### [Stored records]
** START **
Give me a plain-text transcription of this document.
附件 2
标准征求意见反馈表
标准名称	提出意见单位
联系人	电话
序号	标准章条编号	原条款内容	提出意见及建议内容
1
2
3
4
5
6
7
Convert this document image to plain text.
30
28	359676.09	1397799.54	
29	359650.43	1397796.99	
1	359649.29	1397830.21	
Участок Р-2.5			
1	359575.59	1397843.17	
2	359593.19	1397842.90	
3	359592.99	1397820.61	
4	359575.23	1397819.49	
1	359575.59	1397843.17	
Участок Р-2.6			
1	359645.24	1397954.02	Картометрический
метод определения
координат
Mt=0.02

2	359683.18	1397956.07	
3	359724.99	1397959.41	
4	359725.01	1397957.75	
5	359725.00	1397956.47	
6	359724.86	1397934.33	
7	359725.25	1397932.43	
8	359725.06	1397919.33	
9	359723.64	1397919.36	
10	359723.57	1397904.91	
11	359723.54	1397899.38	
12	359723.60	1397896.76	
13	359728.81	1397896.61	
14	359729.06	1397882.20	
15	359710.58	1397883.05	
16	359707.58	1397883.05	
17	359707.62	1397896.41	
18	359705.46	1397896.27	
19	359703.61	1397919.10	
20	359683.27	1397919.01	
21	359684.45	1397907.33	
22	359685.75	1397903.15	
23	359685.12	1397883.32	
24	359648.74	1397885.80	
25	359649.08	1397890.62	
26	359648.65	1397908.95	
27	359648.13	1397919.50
** END **
### [TASK GOAL]
Copy all of the data exactly.

### [RESPONSE]
Give me a plain-text transcription of this document.
附件 2
标准征求意见反馈表
标准名称	提出意见单位
联系人	电话
序号	标准章条编号	原条款内容	提出意见及建议内容
1
2
3
4
5
6
7
Convert this document image to plain text.
30
28	359676.09	1397799.54	
29	359650.43	1397796.99	
1	359649.29	1397830.21	
Участок Р-2.5			
1	359575.59	1397843.17	
2	359593.19	1397842.90	
3	359592.99	1397820.61	
4	359575.23	1397819.49	
1	359575.59	1397843.17	
Участок Р-2.6			
1	359645.24	1397954.02	Картометрический
метод определения
координат
Mt=0.02

2	359683.18	1397956.07	
3	359724.99	1397959.41	
4	359725.01	1397957.75	
5	359725.00	1397956.47	
6	359724.86	1397934.33	
7	359725.25	1397932.43	
8	359725.06	1397919.33	
9	359723.64	1397919.36	
10	359723.57	1397904.91	
11	359723.54	1397899.38	
12	359723.60	1397896.76	
13	359728.81	1397896.61	
14	359729.06	1397882.20	
15	359710.58	1397883.05	
16	359707.58	1397883.05	
17	359707.62	1397896.41	
18	359705.46	1397896.27	
19	359703.61	1397919.10	
20	359683.27	1397919.01	
21	359684.45	1397907.33	
22	359685.75	1397903.15	
23	359685.12	1397883.32	
24	359648.74	1397885.80	
25	359649.08	1397890.62	
26	359648.65	1397908.95	
27	359648.13	1397919.50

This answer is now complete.